DIRECTION. Find the lines containing the word "name" and copy every one of them.

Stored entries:
== == ==

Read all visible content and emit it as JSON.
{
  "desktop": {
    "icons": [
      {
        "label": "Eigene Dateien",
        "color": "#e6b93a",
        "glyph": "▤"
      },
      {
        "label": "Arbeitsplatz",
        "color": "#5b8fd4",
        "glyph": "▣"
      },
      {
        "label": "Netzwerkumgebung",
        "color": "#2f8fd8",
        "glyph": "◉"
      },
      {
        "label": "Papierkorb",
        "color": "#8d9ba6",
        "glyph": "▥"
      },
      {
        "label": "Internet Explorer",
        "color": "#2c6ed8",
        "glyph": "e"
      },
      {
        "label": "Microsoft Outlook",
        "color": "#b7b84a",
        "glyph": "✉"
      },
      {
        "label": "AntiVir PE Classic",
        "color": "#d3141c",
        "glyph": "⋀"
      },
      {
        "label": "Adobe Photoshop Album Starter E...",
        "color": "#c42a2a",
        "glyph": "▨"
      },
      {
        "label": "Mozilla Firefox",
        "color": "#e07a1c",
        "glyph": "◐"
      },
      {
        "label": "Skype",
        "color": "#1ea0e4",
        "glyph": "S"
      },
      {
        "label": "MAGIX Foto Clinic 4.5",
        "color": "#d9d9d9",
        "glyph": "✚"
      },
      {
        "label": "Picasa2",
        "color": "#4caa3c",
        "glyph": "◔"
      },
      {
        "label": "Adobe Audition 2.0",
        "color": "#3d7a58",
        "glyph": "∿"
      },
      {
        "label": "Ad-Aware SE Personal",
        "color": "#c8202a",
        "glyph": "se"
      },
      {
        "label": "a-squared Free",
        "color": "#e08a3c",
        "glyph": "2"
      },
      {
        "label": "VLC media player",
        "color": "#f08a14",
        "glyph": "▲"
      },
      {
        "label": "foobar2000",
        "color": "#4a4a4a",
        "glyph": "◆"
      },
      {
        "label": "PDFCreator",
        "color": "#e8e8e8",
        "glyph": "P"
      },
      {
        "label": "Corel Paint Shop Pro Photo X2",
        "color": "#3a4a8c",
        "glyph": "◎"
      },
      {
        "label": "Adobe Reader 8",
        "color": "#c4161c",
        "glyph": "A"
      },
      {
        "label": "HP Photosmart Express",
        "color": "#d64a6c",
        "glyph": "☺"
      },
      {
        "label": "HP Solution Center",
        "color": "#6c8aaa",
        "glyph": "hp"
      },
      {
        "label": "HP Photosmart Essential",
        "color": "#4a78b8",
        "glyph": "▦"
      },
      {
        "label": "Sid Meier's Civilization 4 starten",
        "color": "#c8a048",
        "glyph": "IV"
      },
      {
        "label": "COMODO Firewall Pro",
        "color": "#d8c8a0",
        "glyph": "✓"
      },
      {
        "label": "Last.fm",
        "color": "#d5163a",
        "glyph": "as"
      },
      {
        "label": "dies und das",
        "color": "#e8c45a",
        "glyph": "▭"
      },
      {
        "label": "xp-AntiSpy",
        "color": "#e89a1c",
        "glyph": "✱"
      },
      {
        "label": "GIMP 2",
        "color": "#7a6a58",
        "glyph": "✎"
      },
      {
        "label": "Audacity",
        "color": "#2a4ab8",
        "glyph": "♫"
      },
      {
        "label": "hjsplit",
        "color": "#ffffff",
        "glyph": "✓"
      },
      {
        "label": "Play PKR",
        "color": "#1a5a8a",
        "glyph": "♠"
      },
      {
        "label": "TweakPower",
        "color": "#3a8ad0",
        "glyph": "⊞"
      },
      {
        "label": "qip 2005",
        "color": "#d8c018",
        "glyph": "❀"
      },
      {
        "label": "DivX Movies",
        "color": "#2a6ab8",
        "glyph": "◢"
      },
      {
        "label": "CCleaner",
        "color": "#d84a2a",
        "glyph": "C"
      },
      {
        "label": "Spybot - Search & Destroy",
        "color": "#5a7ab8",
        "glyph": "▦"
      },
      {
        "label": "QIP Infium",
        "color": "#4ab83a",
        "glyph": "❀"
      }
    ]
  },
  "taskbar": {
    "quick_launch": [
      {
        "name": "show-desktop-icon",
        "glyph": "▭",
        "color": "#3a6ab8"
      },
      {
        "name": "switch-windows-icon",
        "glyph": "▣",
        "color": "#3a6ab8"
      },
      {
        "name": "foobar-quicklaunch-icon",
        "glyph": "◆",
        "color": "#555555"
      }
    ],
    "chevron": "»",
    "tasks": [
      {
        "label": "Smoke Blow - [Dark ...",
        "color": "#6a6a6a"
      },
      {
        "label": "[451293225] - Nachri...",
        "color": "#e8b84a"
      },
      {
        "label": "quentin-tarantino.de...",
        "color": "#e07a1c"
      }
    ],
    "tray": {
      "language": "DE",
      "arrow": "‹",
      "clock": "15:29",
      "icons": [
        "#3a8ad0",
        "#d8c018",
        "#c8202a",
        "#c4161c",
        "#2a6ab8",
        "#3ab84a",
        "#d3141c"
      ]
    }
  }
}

== == ==

ANSWER FOR THE TASK.
        "name": "show-desktop-icon",
        "name": "switch-windows-icon",
        "name": "foobar-quicklaunch-icon",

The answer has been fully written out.